◆ **WORK INSTRUCTIONS**
Exclude the pictures; give every entry again exactly as written.
— BEGIN DATASET RECORDS —
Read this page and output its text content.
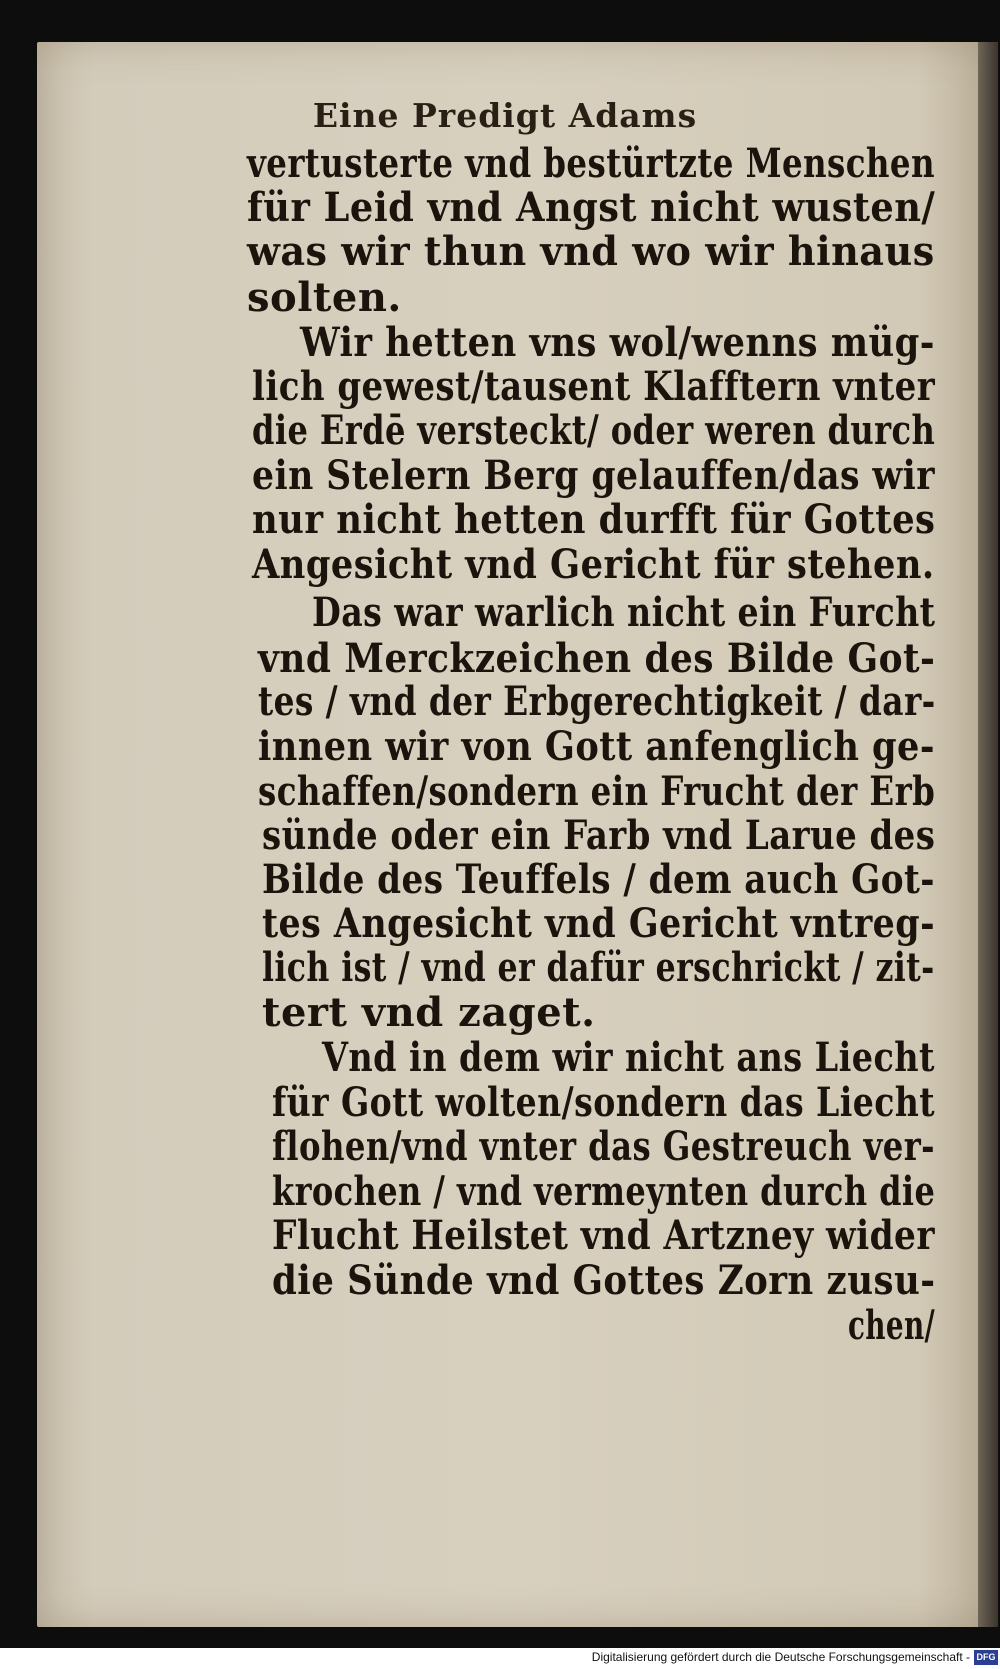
Eine Predigt Adams
vertusterte vnd bestürtzte Menschen
für Leid vnd Angst nicht wusten/
was wir thun vnd wo wir hinaus
solten.
Wir hetten vns wol/wenns müg-
lich gewest/tausent Klafftern vnter
die Erdē versteckt/ oder weren durch
ein Stelern Berg gelauffen/das wir
nur nicht hetten durfft für Gottes
Angesicht vnd Gericht für stehen.
Das war warlich nicht ein Furcht
vnd Merckzeichen des Bilde Got-
tes / vnd der Erbgerechtigkeit / dar-
innen wir von Gott anfenglich ge-
schaffen/sondern ein Frucht der Erb
sünde oder ein Farb vnd Larue des
Bilde des Teuffels / dem auch Got-
tes Angesicht vnd Gericht vntreg-
lich ist / vnd er dafür erschrickt / zit-
tert vnd zaget.
Vnd in dem wir nicht ans Liecht
für Gott wolten/sondern das Liecht
flohen/vnd vnter das Gestreuch ver-
krochen / vnd vermeynten durch die
Flucht Heilstet vnd Artzney wider
die Sünde vnd Gottes Zorn zusu-
chen/
Digitalisierung gefördert durch die Deutsche Forschungsgemeinschaft - DFG
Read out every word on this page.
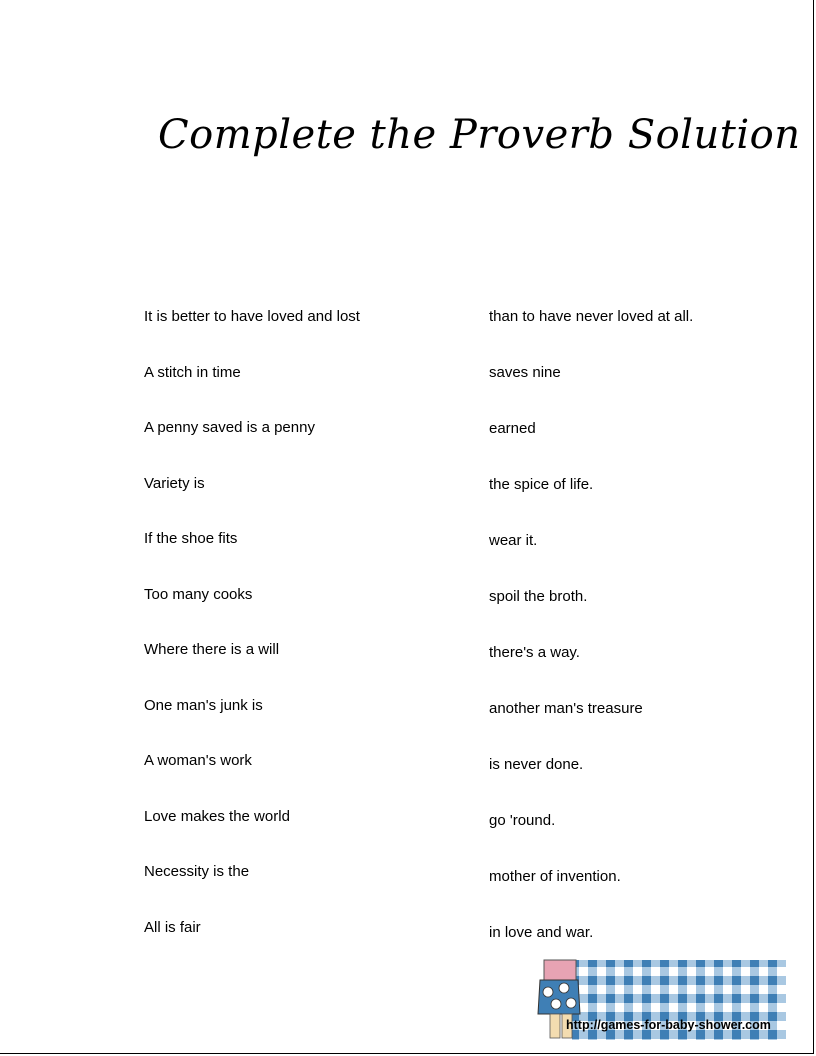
Complete the Proverb Solution
It is better to have loved and lost
A stitch in time
A penny saved is a penny
Variety is
If the shoe fits
Too many cooks
Where there is a will
One man's junk is
A woman's work
Love makes the world
Necessity is the
All is fair
than to have never loved at all.
saves nine
earned
the spice of life.
wear it.
spoil the broth.
there's a way.
another man's treasure
is never done.
go 'round.
mother of invention.
in love and war.
http://games-for-baby-shower.com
— END DATASET RECORDS —
◆ **SOLUTION**
Read this page and output its text content.
Eine Predigt Adams
vertusterte vnd bestürtzte Menschen
für Leid vnd Angst nicht wusten/
was wir thun vnd wo wir hinaus
solten.
Wir hetten vns wol/wenns müg-
lich gewest/tausent Klafftern vnter
die Erdē versteckt/ oder weren durch
ein Stelern Berg gelauffen/das wir
nur nicht hetten durfft für Gottes
Angesicht vnd Gericht für stehen.
Das war warlich nicht ein Furcht
vnd Merckzeichen des Bilde Got-
tes / vnd der Erbgerechtigkeit / dar-
innen wir von Gott anfenglich ge-
schaffen/sondern ein Frucht der Erb
sünde oder ein Farb vnd Larue des
Bilde des Teuffels / dem auch Got-
tes Angesicht vnd Gericht vntreg-
lich ist / vnd er dafür erschrickt / zit-
tert vnd zaget.
Vnd in dem wir nicht ans Liecht
für Gott wolten/sondern das Liecht
flohen/vnd vnter das Gestreuch ver-
krochen / vnd vermeynten durch die
Flucht Heilstet vnd Artzney wider
die Sünde vnd Gottes Zorn zusu-
chen/
Digitalisierung gefördert durch die Deutsche Forschungsgemeinschaft - DFG
Read out every word on this page.
Complete the Proverb Solution
It is better to have loved and lost
A stitch in time
A penny saved is a penny
Variety is
If the shoe fits
Too many cooks
Where there is a will
One man's junk is
A woman's work
Love makes the world
Necessity is the
All is fair
than to have never loved at all.
saves nine
earned
the spice of life.
wear it.
spoil the broth.
there's a way.
another man's treasure
is never done.
go 'round.
mother of invention.
in love and war.
http://games-for-baby-shower.com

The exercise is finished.